Start of Exercise inputs

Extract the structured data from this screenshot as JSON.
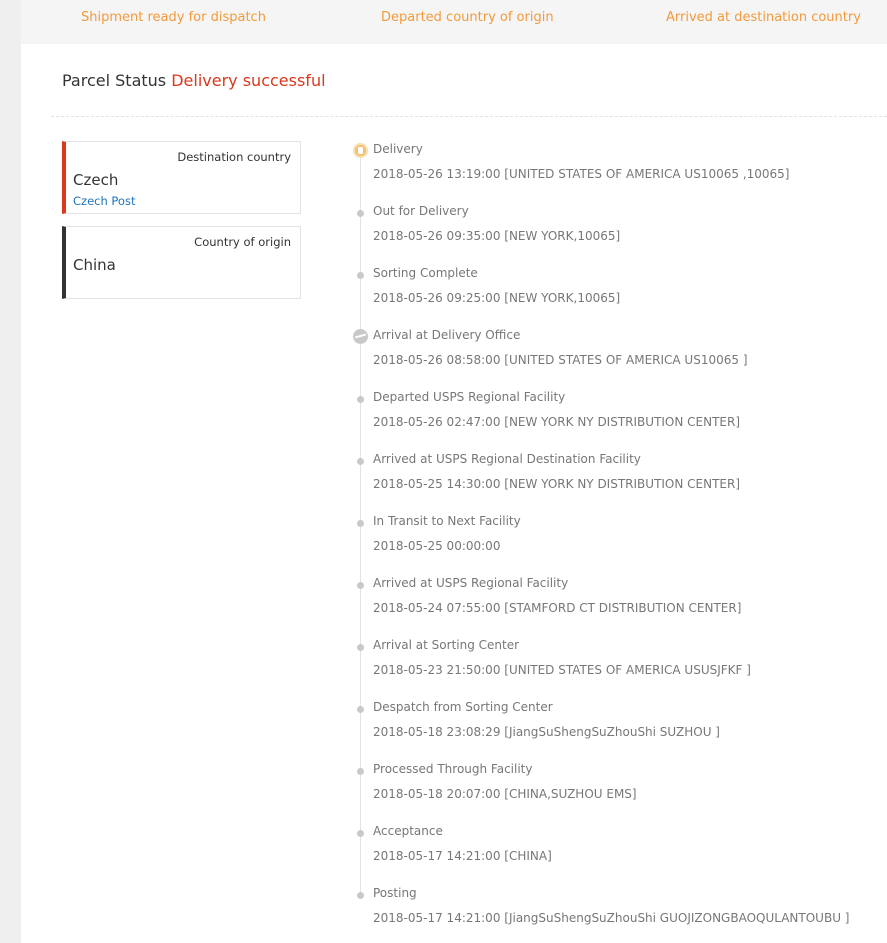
{
  "steps": [
    {
      "label": "Shipment ready for dispatch"
    },
    {
      "label": "Departed country of origin"
    },
    {
      "label": "Arrived at destination country"
    }
  ],
  "status": {
    "label": "Parcel Status",
    "value": "Delivery successful",
    "value_color": "#d9381e"
  },
  "destination": {
    "role": "Destination country",
    "country": "Czech",
    "carrier": "Czech Post",
    "accent": "#d9381e"
  },
  "origin": {
    "role": "Country of origin",
    "country": "China",
    "accent": "#333333"
  },
  "events": [
    {
      "title": "Delivery",
      "detail": "2018-05-26 13:19:00 [UNITED STATES OF AMERICA US10065 ,10065]",
      "icon": "delivered-icon"
    },
    {
      "title": "Out for Delivery",
      "detail": "2018-05-26 09:35:00 [NEW YORK,10065]",
      "icon": "dot-icon"
    },
    {
      "title": "Sorting Complete",
      "detail": "2018-05-26 09:25:00 [NEW YORK,10065]",
      "icon": "dot-icon"
    },
    {
      "title": "Arrival at Delivery Office",
      "detail": "2018-05-26 08:58:00 [UNITED STATES OF AMERICA US10065 ]",
      "icon": "plane-landing-icon"
    },
    {
      "title": "Departed USPS Regional Facility",
      "detail": "2018-05-26 02:47:00 [NEW YORK NY DISTRIBUTION CENTER]",
      "icon": "dot-icon"
    },
    {
      "title": "Arrived at USPS Regional Destination Facility",
      "detail": "2018-05-25 14:30:00 [NEW YORK NY DISTRIBUTION CENTER]",
      "icon": "dot-icon"
    },
    {
      "title": "In Transit to Next Facility",
      "detail": "2018-05-25 00:00:00",
      "icon": "dot-icon"
    },
    {
      "title": "Arrived at USPS Regional Facility",
      "detail": "2018-05-24 07:55:00 [STAMFORD CT DISTRIBUTION CENTER]",
      "icon": "dot-icon"
    },
    {
      "title": "Arrival at Sorting Center",
      "detail": "2018-05-23 21:50:00 [UNITED STATES OF AMERICA USUSJFKF ]",
      "icon": "dot-icon"
    },
    {
      "title": "Despatch from Sorting Center",
      "detail": "2018-05-18 23:08:29 [JiangSuShengSuZhouShi SUZHOU ]",
      "icon": "dot-icon"
    },
    {
      "title": "Processed Through Facility",
      "detail": "2018-05-18 20:07:00 [CHINA,SUZHOU EMS]",
      "icon": "dot-icon"
    },
    {
      "title": "Acceptance",
      "detail": "2018-05-17 14:21:00 [CHINA]",
      "icon": "dot-icon"
    },
    {
      "title": "Posting",
      "detail": "2018-05-17 14:21:00 [JiangSuShengSuZhouShi GUOJIZONGBAOQULANTOUBU ]",
      "icon": "dot-icon"
    }
  ],
  "colors": {
    "step_text": "#f39a3b",
    "timeline_text": "#777777",
    "link": "#1e73be"
  }
}
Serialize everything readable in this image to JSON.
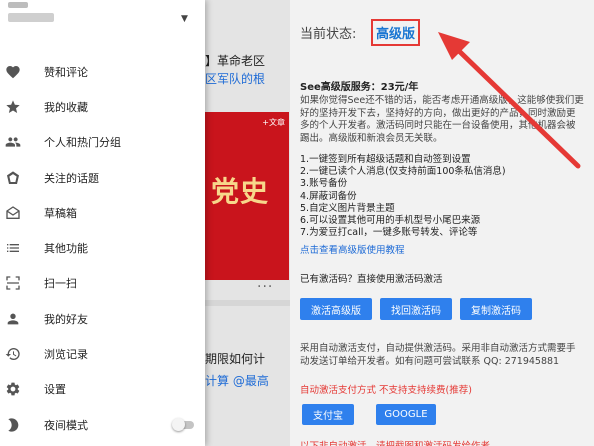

End of Exercise inputs

Short exercise » Give the count of lines that hold the word "Facility", with nothing added.

Written reply » 5